Task prompt ▸
Images embedded in the records are excluded; print everything else exactly as given.

----

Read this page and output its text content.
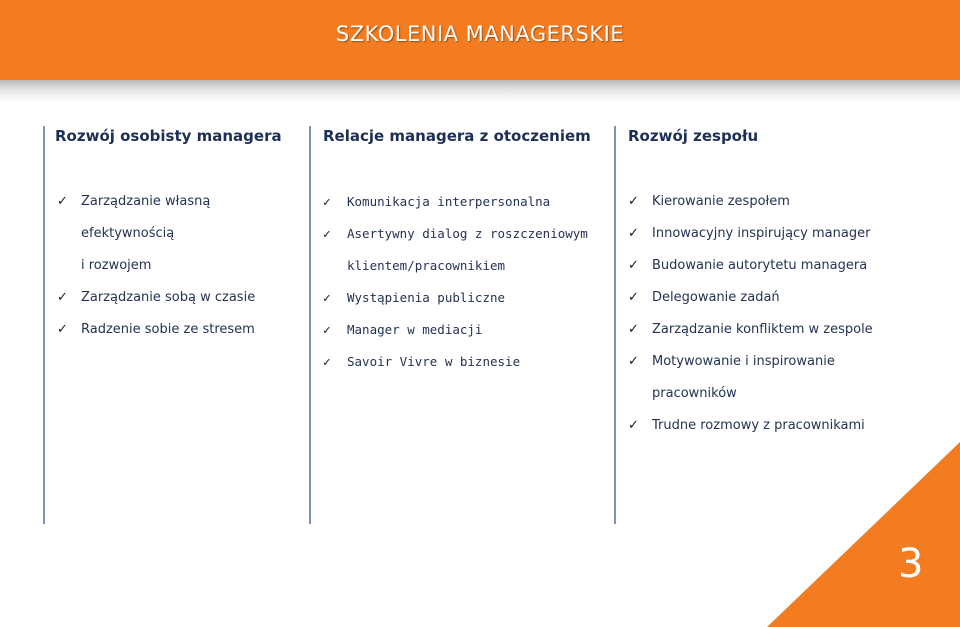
SZKOLENIA MANAGERSKIE
Rozwój osobisty managera
✓	Zarządzanie własną
efektywnością
i rozwojem
✓	Zarządzanie sobą w czasie
✓	Radzenie sobie ze stresem
Relacje managera z otoczeniem
✓	Komunikacja interpersonalna
✓	Asertywny dialog z roszczeniowym
klientem/pracownikiem
✓	Wystąpienia publiczne
✓	Manager w mediacji
✓	Savoir Vivre w biznesie
Rozwój zespołu
✓	Kierowanie zespołem
✓	Innowacyjny inspirujący manager
✓	Budowanie autorytetu managera
✓	Delegowanie zadań
✓	Zarządzanie konfliktem w zespole
✓	Motywowanie i inspirowanie
pracowników
✓	Trudne rozmowy z pracownikami
3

----

Final result ▸
Read this page and output its text content.
SZKOLENIA MANAGERSKIE
Rozwój osobisty managera
✓	Zarządzanie własną
efektywnością
i rozwojem
✓	Zarządzanie sobą w czasie
✓	Radzenie sobie ze stresem
Relacje managera z otoczeniem
✓	Komunikacja interpersonalna
✓	Asertywny dialog z roszczeniowym
klientem/pracownikiem
✓	Wystąpienia publiczne
✓	Manager w mediacji
✓	Savoir Vivre w biznesie
Rozwój zespołu
✓	Kierowanie zespołem
✓	Innowacyjny inspirujący manager
✓	Budowanie autorytetu managera
✓	Delegowanie zadań
✓	Zarządzanie konfliktem w zespole
✓	Motywowanie i inspirowanie
pracowników
✓	Trudne rozmowy z pracownikami
3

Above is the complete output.